(Data entries)
• • • • •

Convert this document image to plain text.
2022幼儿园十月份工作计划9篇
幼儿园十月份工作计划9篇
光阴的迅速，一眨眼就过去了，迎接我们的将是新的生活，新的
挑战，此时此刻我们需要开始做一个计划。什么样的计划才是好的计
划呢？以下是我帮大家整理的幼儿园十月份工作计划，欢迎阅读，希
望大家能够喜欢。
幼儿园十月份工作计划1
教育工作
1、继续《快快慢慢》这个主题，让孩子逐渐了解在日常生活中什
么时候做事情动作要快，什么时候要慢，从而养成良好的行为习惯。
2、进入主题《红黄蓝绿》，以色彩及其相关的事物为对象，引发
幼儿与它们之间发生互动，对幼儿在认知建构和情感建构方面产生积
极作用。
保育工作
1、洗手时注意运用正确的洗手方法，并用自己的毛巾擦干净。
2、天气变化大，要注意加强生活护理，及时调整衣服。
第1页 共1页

• • • • •

**WHAT THIS TASK INVOLVES:**
Extract every record and return it verbatim.

**SOLUTION FOR THIS TASK:**
Convert this document image to plain text.
2022幼儿园十月份工作计划9篇
幼儿园十月份工作计划9篇
光阴的迅速，一眨眼就过去了，迎接我们的将是新的生活，新的
挑战，此时此刻我们需要开始做一个计划。什么样的计划才是好的计
划呢？以下是我帮大家整理的幼儿园十月份工作计划，欢迎阅读，希
望大家能够喜欢。
幼儿园十月份工作计划1
教育工作
1、继续《快快慢慢》这个主题，让孩子逐渐了解在日常生活中什
么时候做事情动作要快，什么时候要慢，从而养成良好的行为习惯。
2、进入主题《红黄蓝绿》，以色彩及其相关的事物为对象，引发
幼儿与它们之间发生互动，对幼儿在认知建构和情感建构方面产生积
极作用。
保育工作
1、洗手时注意运用正确的洗手方法，并用自己的毛巾擦干净。
2、天气变化大，要注意加强生活护理，及时调整衣服。
第1页 共1页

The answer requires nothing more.